- **Aim of the exercise**
The records below hold pictures; please leave those out and retype the rest exactly.

Records about charts and figures:
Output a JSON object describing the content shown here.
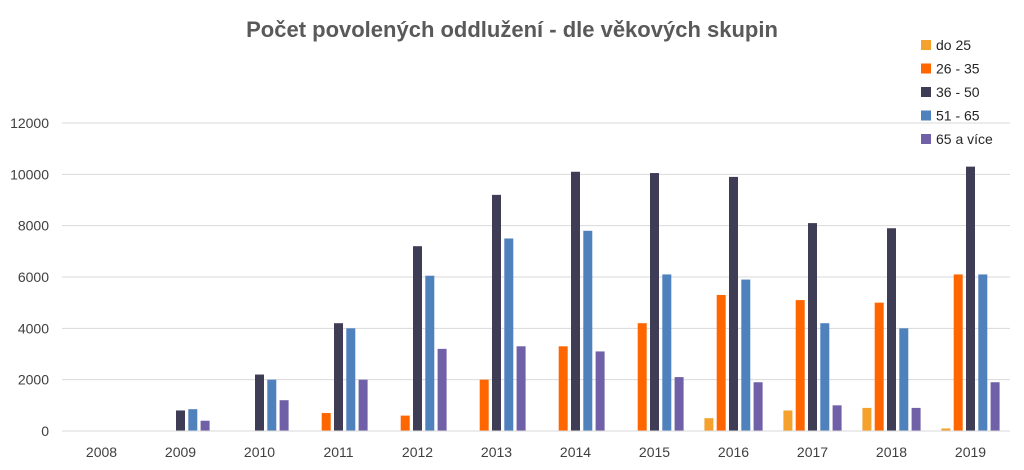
{
  "chart_data": {
    "type": "bar",
    "title": "Počet povolených oddlužení - dle věkových skupin",
    "xlabel": "",
    "ylabel": "",
    "ylim": [
      0,
      12000
    ],
    "yticks": [
      0,
      2000,
      4000,
      6000,
      8000,
      10000,
      12000
    ],
    "grid": true,
    "legend_position": "top-right",
    "categories": [
      "2008",
      "2009",
      "2010",
      "2011",
      "2012",
      "2013",
      "2014",
      "2015",
      "2016",
      "2017",
      "2018",
      "2019"
    ],
    "series": [
      {
        "name": "do 25",
        "color": "#F4A22D",
        "values": [
          0,
          0,
          0,
          0,
          0,
          0,
          0,
          0,
          500,
          800,
          900,
          100
        ]
      },
      {
        "name": "26 - 35",
        "color": "#FF6600",
        "values": [
          0,
          0,
          0,
          700,
          600,
          2000,
          3300,
          4200,
          5300,
          5100,
          5000,
          6100
        ]
      },
      {
        "name": "36 - 50",
        "color": "#3F3D56",
        "values": [
          0,
          800,
          2200,
          4200,
          7200,
          9200,
          10100,
          10050,
          9900,
          8100,
          7900,
          10300
        ]
      },
      {
        "name": "51 - 65",
        "color": "#4F81BD",
        "values": [
          0,
          850,
          2000,
          4000,
          6050,
          7500,
          7800,
          6100,
          5900,
          4200,
          4000,
          6100
        ]
      },
      {
        "name": "65 a více",
        "color": "#7060A8",
        "values": [
          0,
          400,
          1200,
          2000,
          3200,
          3300,
          3100,
          2100,
          1900,
          1000,
          900,
          1900
        ]
      }
    ]
  }
}
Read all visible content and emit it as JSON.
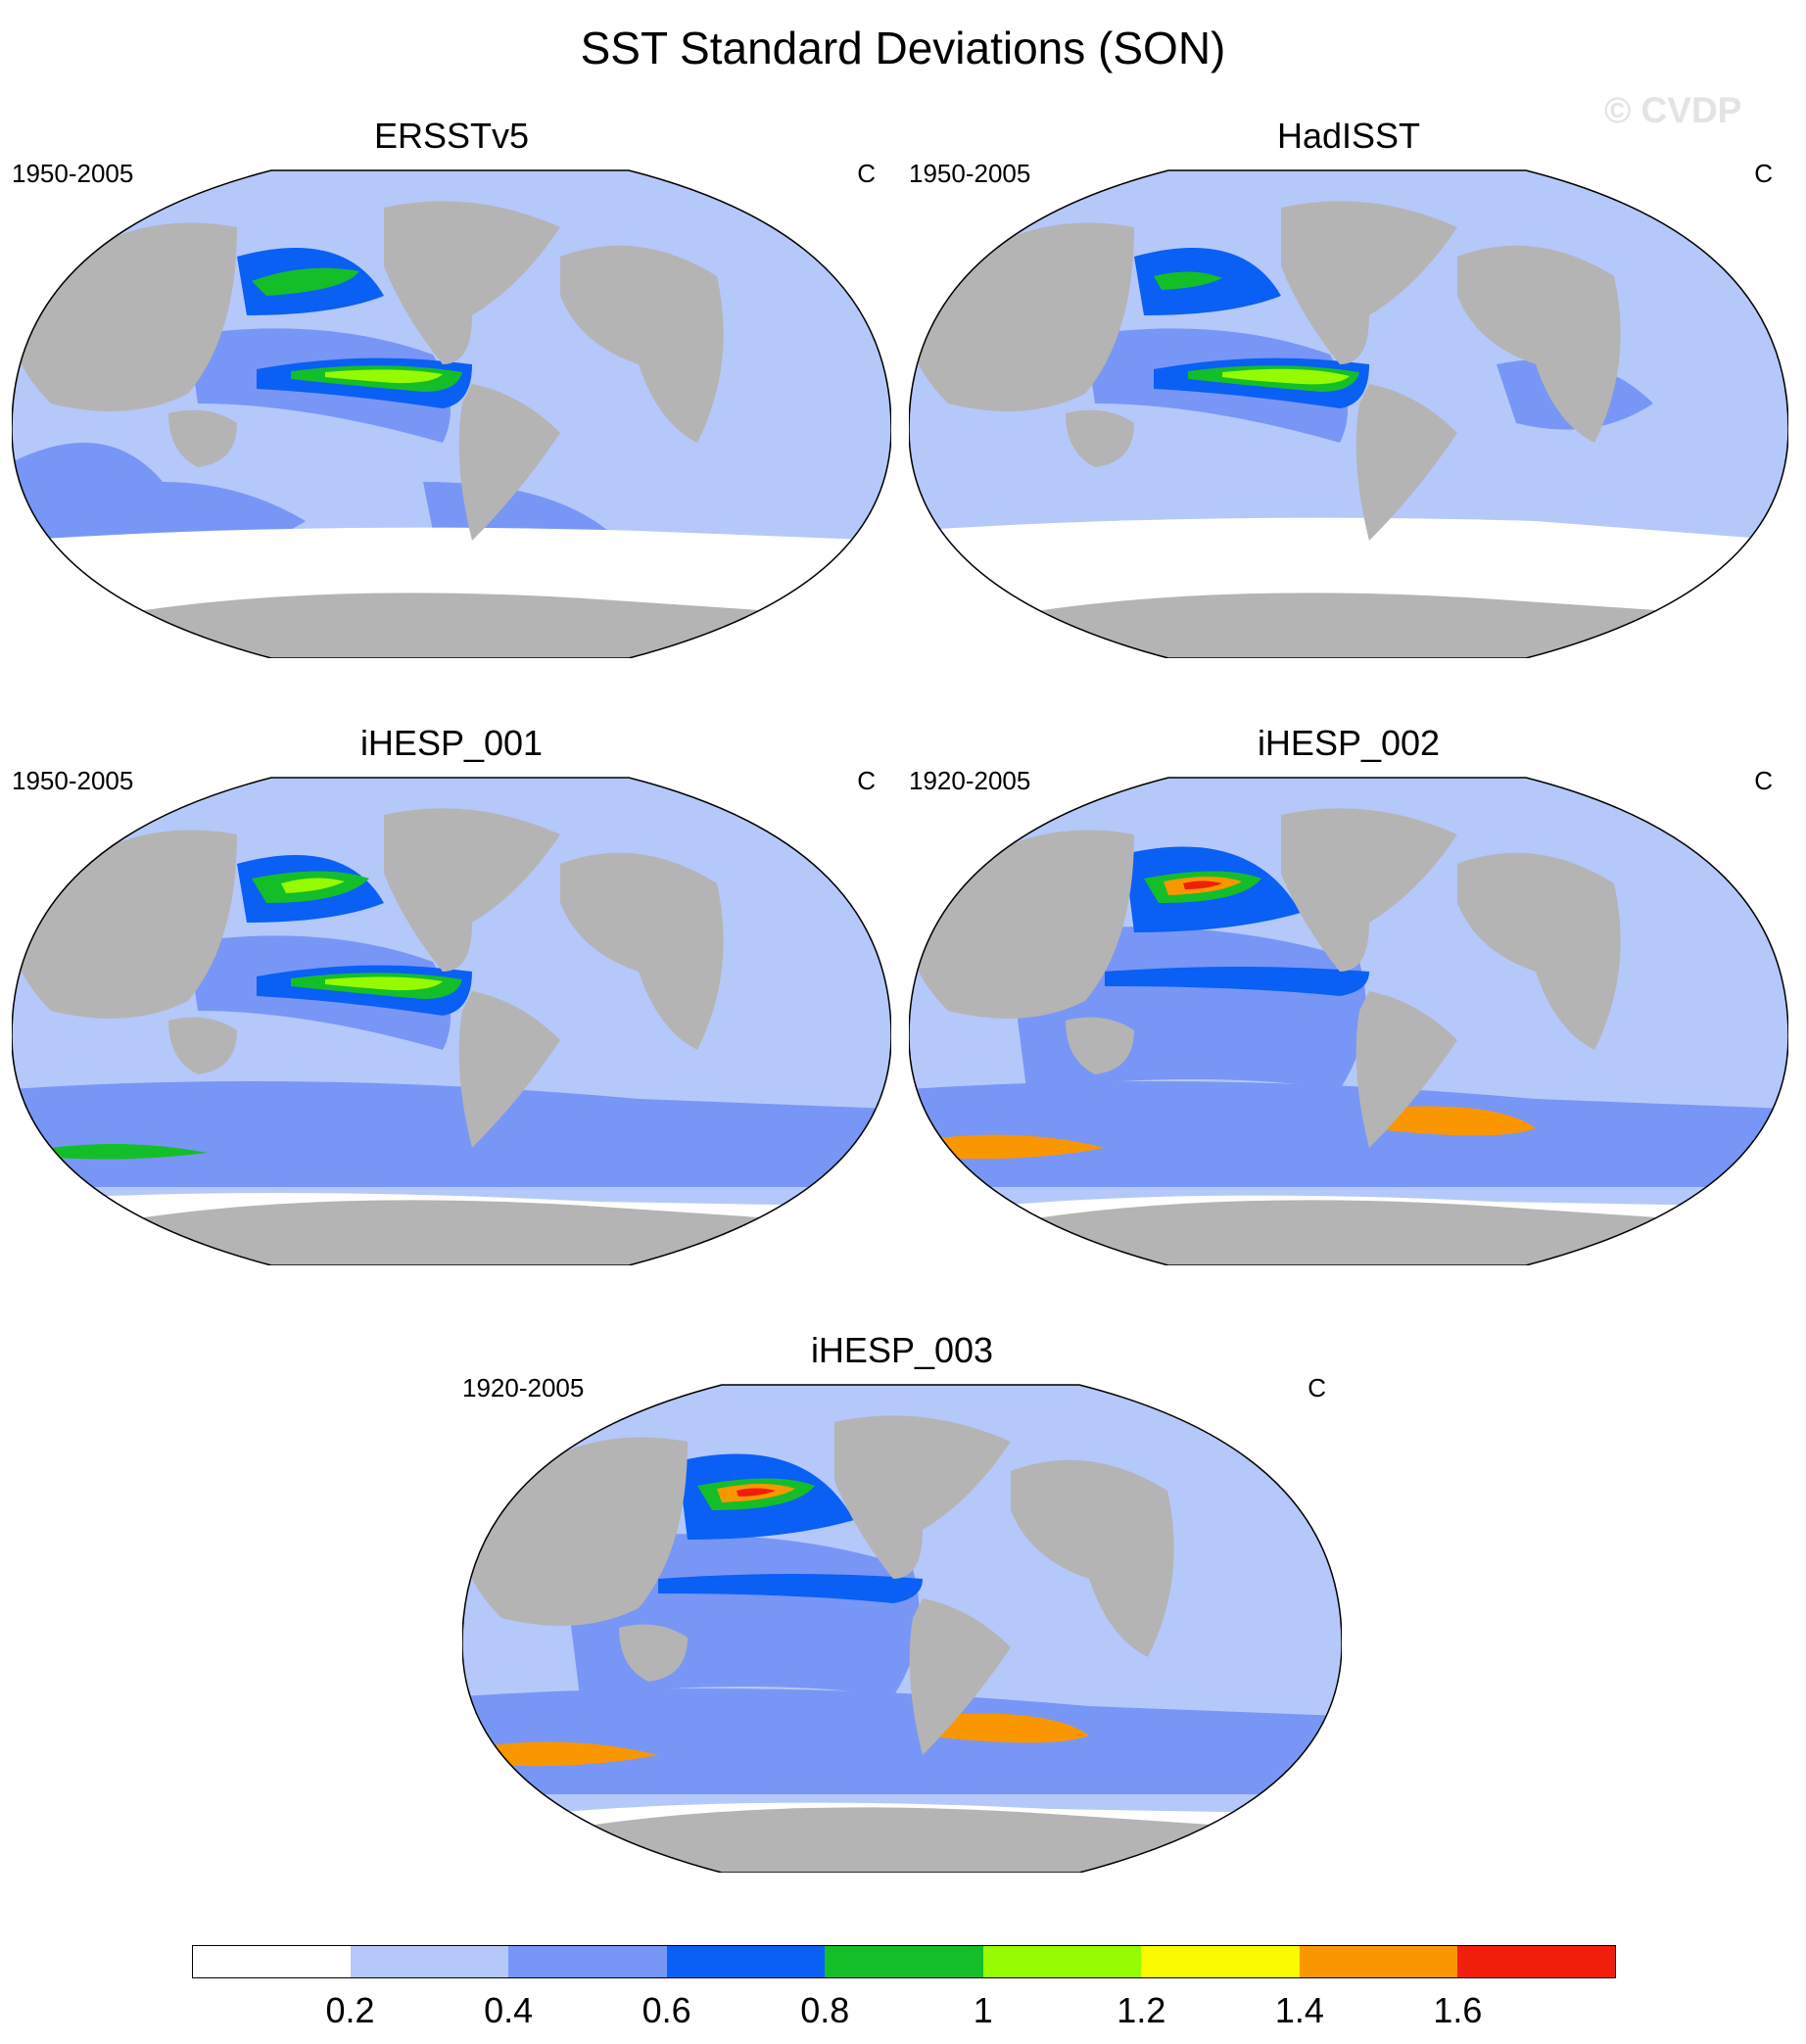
{
  "title": "SST Standard Deviations (SON)",
  "watermark": "© CVDP",
  "colors": {
    "land": "#b4b4b4",
    "ocean_lowest": "#ffffff",
    "scale": [
      "#ffffff",
      "#b4c8fa",
      "#7896f5",
      "#0a5ff5",
      "#14be28",
      "#96fa00",
      "#fafa00",
      "#fa9600",
      "#f01e0a"
    ]
  },
  "colorbar": {
    "labels": [
      "0.2",
      "0.4",
      "0.6",
      "0.8",
      "1",
      "1.2",
      "1.4",
      "1.6"
    ],
    "levels": [
      0.2,
      0.4,
      0.6,
      0.8,
      1.0,
      1.2,
      1.4,
      1.6
    ]
  },
  "panels": [
    {
      "title": "ERSSTv5",
      "period": "1950-2005",
      "units": "C"
    },
    {
      "title": "HadISST",
      "period": "1950-2005",
      "units": "C"
    },
    {
      "title": "iHESP_001",
      "period": "1950-2005",
      "units": "C"
    },
    {
      "title": "iHESP_002",
      "period": "1920-2005",
      "units": "C"
    },
    {
      "title": "iHESP_003",
      "period": "1920-2005",
      "units": "C"
    }
  ]
}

- **Response to the task**
Output a JSON object describing the content shown here.
{
  "chart_data": {
    "type": "bar",
    "title": "Počet povolených oddlužení - dle věkových skupin",
    "xlabel": "",
    "ylabel": "",
    "ylim": [
      0,
      12000
    ],
    "yticks": [
      0,
      2000,
      4000,
      6000,
      8000,
      10000,
      12000
    ],
    "grid": true,
    "legend_position": "top-right",
    "categories": [
      "2008",
      "2009",
      "2010",
      "2011",
      "2012",
      "2013",
      "2014",
      "2015",
      "2016",
      "2017",
      "2018",
      "2019"
    ],
    "series": [
      {
        "name": "do 25",
        "color": "#F4A22D",
        "values": [
          0,
          0,
          0,
          0,
          0,
          0,
          0,
          0,
          500,
          800,
          900,
          100
        ]
      },
      {
        "name": "26 - 35",
        "color": "#FF6600",
        "values": [
          0,
          0,
          0,
          700,
          600,
          2000,
          3300,
          4200,
          5300,
          5100,
          5000,
          6100
        ]
      },
      {
        "name": "36 - 50",
        "color": "#3F3D56",
        "values": [
          0,
          800,
          2200,
          4200,
          7200,
          9200,
          10100,
          10050,
          9900,
          8100,
          7900,
          10300
        ]
      },
      {
        "name": "51 - 65",
        "color": "#4F81BD",
        "values": [
          0,
          850,
          2000,
          4000,
          6050,
          7500,
          7800,
          6100,
          5900,
          4200,
          4000,
          6100
        ]
      },
      {
        "name": "65 a více",
        "color": "#7060A8",
        "values": [
          0,
          400,
          1200,
          2000,
          3200,
          3300,
          3100,
          2100,
          1900,
          1000,
          900,
          1900
        ]
      }
    ]
  }
}
Read all visible content and emit it as JSON.
{
  "title": "SST Standard Deviations (SON)",
  "watermark": "© CVDP",
  "colors": {
    "land": "#b4b4b4",
    "ocean_lowest": "#ffffff",
    "scale": [
      "#ffffff",
      "#b4c8fa",
      "#7896f5",
      "#0a5ff5",
      "#14be28",
      "#96fa00",
      "#fafa00",
      "#fa9600",
      "#f01e0a"
    ]
  },
  "colorbar": {
    "labels": [
      "0.2",
      "0.4",
      "0.6",
      "0.8",
      "1",
      "1.2",
      "1.4",
      "1.6"
    ],
    "levels": [
      0.2,
      0.4,
      0.6,
      0.8,
      1.0,
      1.2,
      1.4,
      1.6
    ]
  },
  "panels": [
    {
      "title": "ERSSTv5",
      "period": "1950-2005",
      "units": "C"
    },
    {
      "title": "HadISST",
      "period": "1950-2005",
      "units": "C"
    },
    {
      "title": "iHESP_001",
      "period": "1950-2005",
      "units": "C"
    },
    {
      "title": "iHESP_002",
      "period": "1920-2005",
      "units": "C"
    },
    {
      "title": "iHESP_003",
      "period": "1920-2005",
      "units": "C"
    }
  ]
}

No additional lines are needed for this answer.